## begin Records supplied

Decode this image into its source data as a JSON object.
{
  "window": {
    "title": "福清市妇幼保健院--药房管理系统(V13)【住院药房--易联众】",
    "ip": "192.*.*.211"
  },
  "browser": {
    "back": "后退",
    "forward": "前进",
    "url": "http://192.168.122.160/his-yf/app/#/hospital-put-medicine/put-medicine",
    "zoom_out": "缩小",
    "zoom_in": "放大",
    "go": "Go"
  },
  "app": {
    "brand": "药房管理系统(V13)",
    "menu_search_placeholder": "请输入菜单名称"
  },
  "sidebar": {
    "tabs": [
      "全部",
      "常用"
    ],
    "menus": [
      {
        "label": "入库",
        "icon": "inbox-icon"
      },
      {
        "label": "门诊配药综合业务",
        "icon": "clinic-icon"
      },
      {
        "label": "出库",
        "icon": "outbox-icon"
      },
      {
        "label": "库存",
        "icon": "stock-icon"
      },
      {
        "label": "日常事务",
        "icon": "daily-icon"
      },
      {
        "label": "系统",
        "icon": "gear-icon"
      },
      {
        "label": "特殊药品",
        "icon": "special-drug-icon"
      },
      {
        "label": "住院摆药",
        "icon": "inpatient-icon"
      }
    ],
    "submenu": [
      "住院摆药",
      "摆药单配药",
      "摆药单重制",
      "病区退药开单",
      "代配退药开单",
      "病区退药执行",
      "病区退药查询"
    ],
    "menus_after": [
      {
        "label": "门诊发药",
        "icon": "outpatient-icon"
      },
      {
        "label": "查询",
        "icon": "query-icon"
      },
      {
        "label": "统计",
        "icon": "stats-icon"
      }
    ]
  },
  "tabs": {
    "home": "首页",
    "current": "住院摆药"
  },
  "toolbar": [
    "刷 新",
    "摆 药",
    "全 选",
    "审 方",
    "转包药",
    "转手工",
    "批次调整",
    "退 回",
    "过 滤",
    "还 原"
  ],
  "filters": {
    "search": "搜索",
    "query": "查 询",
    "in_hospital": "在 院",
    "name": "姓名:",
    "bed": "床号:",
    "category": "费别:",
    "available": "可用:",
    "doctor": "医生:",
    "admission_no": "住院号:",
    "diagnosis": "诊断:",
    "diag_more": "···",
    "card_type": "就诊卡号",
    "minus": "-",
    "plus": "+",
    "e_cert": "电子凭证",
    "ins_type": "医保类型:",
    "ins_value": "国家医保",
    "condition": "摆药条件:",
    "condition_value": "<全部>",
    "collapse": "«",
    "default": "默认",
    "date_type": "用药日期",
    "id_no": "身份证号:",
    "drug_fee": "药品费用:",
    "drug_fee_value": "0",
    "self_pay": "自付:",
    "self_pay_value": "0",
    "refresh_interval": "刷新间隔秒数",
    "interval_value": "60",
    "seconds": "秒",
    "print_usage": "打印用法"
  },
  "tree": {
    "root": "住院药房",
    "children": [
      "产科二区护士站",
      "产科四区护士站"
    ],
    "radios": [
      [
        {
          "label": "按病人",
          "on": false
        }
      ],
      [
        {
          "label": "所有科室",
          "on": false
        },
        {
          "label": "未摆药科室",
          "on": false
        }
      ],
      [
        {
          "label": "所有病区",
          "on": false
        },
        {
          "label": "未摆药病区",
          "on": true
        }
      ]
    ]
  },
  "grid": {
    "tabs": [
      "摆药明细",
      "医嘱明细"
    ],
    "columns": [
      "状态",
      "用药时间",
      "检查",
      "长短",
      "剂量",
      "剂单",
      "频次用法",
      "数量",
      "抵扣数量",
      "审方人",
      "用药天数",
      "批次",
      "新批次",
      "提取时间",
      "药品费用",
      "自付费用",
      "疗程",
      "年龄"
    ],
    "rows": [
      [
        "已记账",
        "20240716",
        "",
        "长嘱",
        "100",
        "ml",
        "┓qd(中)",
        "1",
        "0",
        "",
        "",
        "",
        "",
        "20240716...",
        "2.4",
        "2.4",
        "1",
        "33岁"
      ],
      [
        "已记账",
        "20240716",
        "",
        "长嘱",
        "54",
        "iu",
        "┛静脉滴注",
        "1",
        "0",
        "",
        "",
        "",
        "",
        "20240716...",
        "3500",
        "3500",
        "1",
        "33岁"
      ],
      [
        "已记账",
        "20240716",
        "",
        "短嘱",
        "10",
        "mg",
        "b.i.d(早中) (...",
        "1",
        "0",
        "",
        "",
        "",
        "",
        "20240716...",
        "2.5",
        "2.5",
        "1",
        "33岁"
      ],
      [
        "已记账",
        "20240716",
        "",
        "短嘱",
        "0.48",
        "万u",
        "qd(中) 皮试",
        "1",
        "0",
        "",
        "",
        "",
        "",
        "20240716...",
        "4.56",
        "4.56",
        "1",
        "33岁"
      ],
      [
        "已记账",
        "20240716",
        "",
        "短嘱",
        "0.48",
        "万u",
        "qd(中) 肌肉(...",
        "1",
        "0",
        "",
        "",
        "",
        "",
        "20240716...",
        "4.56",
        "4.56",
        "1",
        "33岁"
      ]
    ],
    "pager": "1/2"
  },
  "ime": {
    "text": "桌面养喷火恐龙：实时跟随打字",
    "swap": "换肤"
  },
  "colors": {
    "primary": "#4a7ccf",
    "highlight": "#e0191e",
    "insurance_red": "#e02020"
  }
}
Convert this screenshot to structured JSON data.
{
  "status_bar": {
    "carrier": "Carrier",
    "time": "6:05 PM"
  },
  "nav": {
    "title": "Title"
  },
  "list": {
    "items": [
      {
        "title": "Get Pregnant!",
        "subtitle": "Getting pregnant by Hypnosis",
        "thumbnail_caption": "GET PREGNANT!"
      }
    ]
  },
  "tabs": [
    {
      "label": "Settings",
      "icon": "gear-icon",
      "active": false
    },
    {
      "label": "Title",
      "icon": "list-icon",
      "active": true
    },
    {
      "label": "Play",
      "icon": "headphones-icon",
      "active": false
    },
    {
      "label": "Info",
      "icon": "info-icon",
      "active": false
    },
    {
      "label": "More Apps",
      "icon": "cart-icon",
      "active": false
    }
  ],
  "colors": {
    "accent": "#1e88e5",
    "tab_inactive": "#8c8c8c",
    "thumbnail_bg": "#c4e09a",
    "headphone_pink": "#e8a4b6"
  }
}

## end Records supplied

* Work required *
Where a line holds "JSON", copy it out.

* Task solution *
Decode this image into its source data as a JSON object.
Convert this screenshot to structured JSON data.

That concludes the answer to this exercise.